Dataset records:
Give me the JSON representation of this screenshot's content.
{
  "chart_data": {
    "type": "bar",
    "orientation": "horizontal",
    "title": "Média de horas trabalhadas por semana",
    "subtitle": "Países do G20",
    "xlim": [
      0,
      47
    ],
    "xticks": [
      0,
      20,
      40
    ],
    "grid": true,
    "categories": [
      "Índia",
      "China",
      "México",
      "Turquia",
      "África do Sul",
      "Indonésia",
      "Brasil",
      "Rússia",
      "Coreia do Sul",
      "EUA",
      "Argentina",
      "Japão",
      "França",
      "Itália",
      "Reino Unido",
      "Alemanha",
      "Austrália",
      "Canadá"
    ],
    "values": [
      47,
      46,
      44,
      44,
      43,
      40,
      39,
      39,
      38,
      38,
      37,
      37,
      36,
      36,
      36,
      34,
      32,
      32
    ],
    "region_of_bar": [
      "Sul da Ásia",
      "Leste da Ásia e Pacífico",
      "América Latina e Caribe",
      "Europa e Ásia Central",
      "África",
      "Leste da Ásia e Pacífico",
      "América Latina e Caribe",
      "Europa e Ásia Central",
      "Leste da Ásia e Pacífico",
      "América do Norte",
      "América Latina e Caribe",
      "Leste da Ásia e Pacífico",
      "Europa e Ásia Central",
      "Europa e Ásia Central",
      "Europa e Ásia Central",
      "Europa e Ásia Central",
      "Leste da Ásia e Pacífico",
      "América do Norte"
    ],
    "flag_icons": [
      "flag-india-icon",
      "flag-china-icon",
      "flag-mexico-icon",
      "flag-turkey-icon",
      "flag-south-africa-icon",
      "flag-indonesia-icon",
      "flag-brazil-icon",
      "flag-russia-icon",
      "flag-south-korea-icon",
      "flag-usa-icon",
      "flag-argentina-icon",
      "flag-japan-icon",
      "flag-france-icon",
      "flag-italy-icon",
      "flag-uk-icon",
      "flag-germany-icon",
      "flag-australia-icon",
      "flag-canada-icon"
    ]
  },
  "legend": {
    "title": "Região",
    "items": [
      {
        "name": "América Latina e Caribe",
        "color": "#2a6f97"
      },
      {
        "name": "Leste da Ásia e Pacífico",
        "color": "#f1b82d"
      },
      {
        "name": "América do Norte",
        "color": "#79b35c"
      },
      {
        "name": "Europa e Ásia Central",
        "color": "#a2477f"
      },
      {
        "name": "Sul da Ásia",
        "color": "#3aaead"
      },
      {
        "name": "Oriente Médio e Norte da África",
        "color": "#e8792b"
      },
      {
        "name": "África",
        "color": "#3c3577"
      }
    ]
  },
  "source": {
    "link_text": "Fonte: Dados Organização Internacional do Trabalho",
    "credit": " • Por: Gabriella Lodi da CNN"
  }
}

Problem description
Give an exact copy of all the data shown above.

Task solution
Give me the JSON representation of this screenshot's content.
{
  "chart_data": {
    "type": "bar",
    "orientation": "horizontal",
    "title": "Média de horas trabalhadas por semana",
    "subtitle": "Países do G20",
    "xlim": [
      0,
      47
    ],
    "xticks": [
      0,
      20,
      40
    ],
    "grid": true,
    "categories": [
      "Índia",
      "China",
      "México",
      "Turquia",
      "África do Sul",
      "Indonésia",
      "Brasil",
      "Rússia",
      "Coreia do Sul",
      "EUA",
      "Argentina",
      "Japão",
      "França",
      "Itália",
      "Reino Unido",
      "Alemanha",
      "Austrália",
      "Canadá"
    ],
    "values": [
      47,
      46,
      44,
      44,
      43,
      40,
      39,
      39,
      38,
      38,
      37,
      37,
      36,
      36,
      36,
      34,
      32,
      32
    ],
    "region_of_bar": [
      "Sul da Ásia",
      "Leste da Ásia e Pacífico",
      "América Latina e Caribe",
      "Europa e Ásia Central",
      "África",
      "Leste da Ásia e Pacífico",
      "América Latina e Caribe",
      "Europa e Ásia Central",
      "Leste da Ásia e Pacífico",
      "América do Norte",
      "América Latina e Caribe",
      "Leste da Ásia e Pacífico",
      "Europa e Ásia Central",
      "Europa e Ásia Central",
      "Europa e Ásia Central",
      "Europa e Ásia Central",
      "Leste da Ásia e Pacífico",
      "América do Norte"
    ],
    "flag_icons": [
      "flag-india-icon",
      "flag-china-icon",
      "flag-mexico-icon",
      "flag-turkey-icon",
      "flag-south-africa-icon",
      "flag-indonesia-icon",
      "flag-brazil-icon",
      "flag-russia-icon",
      "flag-south-korea-icon",
      "flag-usa-icon",
      "flag-argentina-icon",
      "flag-japan-icon",
      "flag-france-icon",
      "flag-italy-icon",
      "flag-uk-icon",
      "flag-germany-icon",
      "flag-australia-icon",
      "flag-canada-icon"
    ]
  },
  "legend": {
    "title": "Região",
    "items": [
      {
        "name": "América Latina e Caribe",
        "color": "#2a6f97"
      },
      {
        "name": "Leste da Ásia e Pacífico",
        "color": "#f1b82d"
      },
      {
        "name": "América do Norte",
        "color": "#79b35c"
      },
      {
        "name": "Europa e Ásia Central",
        "color": "#a2477f"
      },
      {
        "name": "Sul da Ásia",
        "color": "#3aaead"
      },
      {
        "name": "Oriente Médio e Norte da África",
        "color": "#e8792b"
      },
      {
        "name": "África",
        "color": "#3c3577"
      }
    ]
  },
  "source": {
    "link_text": "Fonte: Dados Organização Internacional do Trabalho",
    "credit": " • Por: Gabriella Lodi da CNN"
  }
}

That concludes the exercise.